Skip to content
New issue

Have a question about this project? Sign up for a free GitHub account to open an issue and contact its maintainers and the community.

By clicking “Sign up for GitHub”, you agree to our terms of service and privacy statement. We’ll occasionally send you account related emails.

Already on GitHub? Sign in to your account

False predictions when importing several files at once #77

Closed
gety9 opened this issue Nov 15, 2018 · 13 comments
Closed

False predictions when importing several files at once #77

gety9 opened this issue Nov 15, 2018 · 13 comments
Labels

Comments

@gety9
Copy link

gety9 commented Nov 15, 2018

Guys hi,

It's more a question on usage than issue, hope you could explain me. I've read Quick Start and Documentation but since i am using several importers and 1 of them have 2 "modes" (credit card and checking) can't understand how to apply directions provided.

I have following folder structure:

/downloads/
/office/
	at.beancount
	at.import
	/importers/	
		__init__.py
		/paypal/
			__init__.py
		/chase/
			__init__.py

at.beancount looks like this
/paypal/__init__.py/ and chase/__init__.py like this

Using bean-extract -e at.beancount at.import ../Downloads/ > temp.beancount
gives me temp.beancount file similar to this

Than i manually put correct accounts and get this.

I'd like to automate this last manual part with smart_importer. As far as i understand i don't need @PredictPayees(), but only @PredictPostings(). But i can't understand in which importer file to insert them (in at.import or /chase/__init__.py and /paypal/__init__.py) and where exactly :) Python programmer helped me with importers, but now he is not available. So i have to figure out on my own.

@johannesjh
Copy link
Collaborator

hi,

I think that what you want to achieve is to apply the @PredictPostings() decorators to your existing importers, in order to enhance them with machine learning. The easiest way to do this is to apply the decorators straight at your existing importer classes, which in your case are defined in the __init.py__ files.

For example, /chase/__init__.py/ before applying the decorator:

class Importer(importer.ImporterProtocol):
  # ...

...and after applying the decorator:

@PredictPostings()
class Importer(importer.ImporterProtocol):
  # ...

That's it.

Note: You may prefer alternative methods of applying the decorators to be able to unittest undecorated importer classes. But the simple solution above is sufficient to get you started.

@gety9
Copy link
Author

gety9 commented Nov 15, 2018

@johannesjh

thank you for your reply.

Do i need to use any additional commands? (to train the model)

Now i am using bean-extract -e at.beancount at.import ../Downloads/ > temp.beancount
Or this command is enough and it will use at.beancount as data for training ?
■ ■ ■ ■ ■ ■ ■
Aim A >> Reproduce the smart_importer thread word for word from "For example, /chase/__init__.py/" to "get you started.".
Aim B >> Decide whether each statement agrees with the smart_importer thread, answering yes or no and quoting the words that settle it: (i) The collaborator calls applying the decorators directly to the existing importer classes the easiest approach. (ii) The person who opened the issue thinks @PredictPayees() is needed. (iii) The issue was opened in 2019.
Aim C >> Write the next part of the smart_importer thread, picking up after its final sentence.
The lines after this point are separate material, apart from the smart_importer thread.
■ ■ ■ ■ ■ ■ ■
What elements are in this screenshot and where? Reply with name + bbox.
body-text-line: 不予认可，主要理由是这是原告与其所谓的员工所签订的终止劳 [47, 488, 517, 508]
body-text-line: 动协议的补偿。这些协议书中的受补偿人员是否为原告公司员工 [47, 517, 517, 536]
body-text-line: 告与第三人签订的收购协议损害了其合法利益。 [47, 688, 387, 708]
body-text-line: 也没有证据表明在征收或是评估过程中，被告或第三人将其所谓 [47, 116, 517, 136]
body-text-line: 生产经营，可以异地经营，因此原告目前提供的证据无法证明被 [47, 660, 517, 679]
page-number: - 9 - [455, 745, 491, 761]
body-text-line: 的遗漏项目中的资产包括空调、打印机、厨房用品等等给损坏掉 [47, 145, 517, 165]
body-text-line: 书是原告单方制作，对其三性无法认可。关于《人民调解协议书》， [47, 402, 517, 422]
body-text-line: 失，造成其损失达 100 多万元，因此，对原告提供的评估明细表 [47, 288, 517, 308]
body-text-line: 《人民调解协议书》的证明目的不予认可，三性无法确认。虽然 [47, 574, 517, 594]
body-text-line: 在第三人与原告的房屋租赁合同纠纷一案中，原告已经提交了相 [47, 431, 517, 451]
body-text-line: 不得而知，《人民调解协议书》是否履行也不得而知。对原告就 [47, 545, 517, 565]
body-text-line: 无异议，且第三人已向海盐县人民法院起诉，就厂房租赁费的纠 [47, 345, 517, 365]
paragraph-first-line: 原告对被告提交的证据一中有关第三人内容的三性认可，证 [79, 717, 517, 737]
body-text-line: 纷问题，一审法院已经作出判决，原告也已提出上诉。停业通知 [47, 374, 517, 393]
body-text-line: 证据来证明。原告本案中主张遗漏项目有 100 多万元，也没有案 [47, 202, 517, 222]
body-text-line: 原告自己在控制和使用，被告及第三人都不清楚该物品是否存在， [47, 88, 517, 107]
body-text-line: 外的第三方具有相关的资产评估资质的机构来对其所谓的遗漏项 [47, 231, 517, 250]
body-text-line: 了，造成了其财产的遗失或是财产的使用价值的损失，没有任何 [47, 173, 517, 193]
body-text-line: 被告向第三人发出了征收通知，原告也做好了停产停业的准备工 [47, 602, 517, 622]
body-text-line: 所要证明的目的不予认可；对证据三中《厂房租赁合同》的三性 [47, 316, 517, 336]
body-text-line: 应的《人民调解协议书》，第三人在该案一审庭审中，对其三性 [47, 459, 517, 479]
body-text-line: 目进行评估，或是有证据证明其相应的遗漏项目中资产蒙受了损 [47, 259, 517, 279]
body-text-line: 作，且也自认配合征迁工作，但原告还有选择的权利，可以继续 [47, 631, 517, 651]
■ ■ ■ ■ ■ ■ ■
Task response A >>
For example, /chase/__init__.py/ before applying the decorator:

class Importer(importer.ImporterProtocol):
  # ...

...and after applying the decorator:

@PredictPostings()
class Importer(importer.ImporterProtocol):
  # ...

That's it.

Note: You may prefer alternative methods of applying the decorators to be able to unittest undecorated importer classes. But the simple solution above is sufficient to get you started.

Task response B >>
(i) Yes: "The easiest way to do this is to apply the decorators straight at your existing importer classes"
(ii) No: "As far as i understand i don't need @PredictPayees(), but only @PredictPostings()."
(iii) No: "gety9 opened this issue Nov 15, 2018"

Task response C >>
@johannesjh
Copy link
Collaborator

No additional commands needed. Data from at.beancount are used for training.

Technically, the decorator wraps the importer's extract(self, file, existing_entries=None) method. When the extract method is invoked through bean-extract or fava, the importer grabs the existing_entries and uses them as training data.

@johannesjh
Copy link
Collaborator

did it work? can we close this issue?

@gety9
Copy link
Author

gety9 commented Nov 17, 2018

@johannesjh

i've made it work, surprisingly for some import files it works perfect, but for some not at all, below i will provide examples.

I am still getting warning, not sure if it's important one:
bean-extract -e at.beancount at.import ../Downloads/ > tmp181116.beancount

2 [main] python3.6m 15556 child_info_fork::abort: address space needed by '_superlu.cpython-36m-x86_64-cygwin.dll' (0x400000) is already occupied
/usr/lib/python3.6/site-packages/sklearn/externals/joblib/_multiprocessing_helpers.py:38: UserWarning: [Errno 11] Resource temporarily unavailable.  joblib will operate in serial mode
  warnings.warn('%s.  joblib will operate in serial mode' % (e,))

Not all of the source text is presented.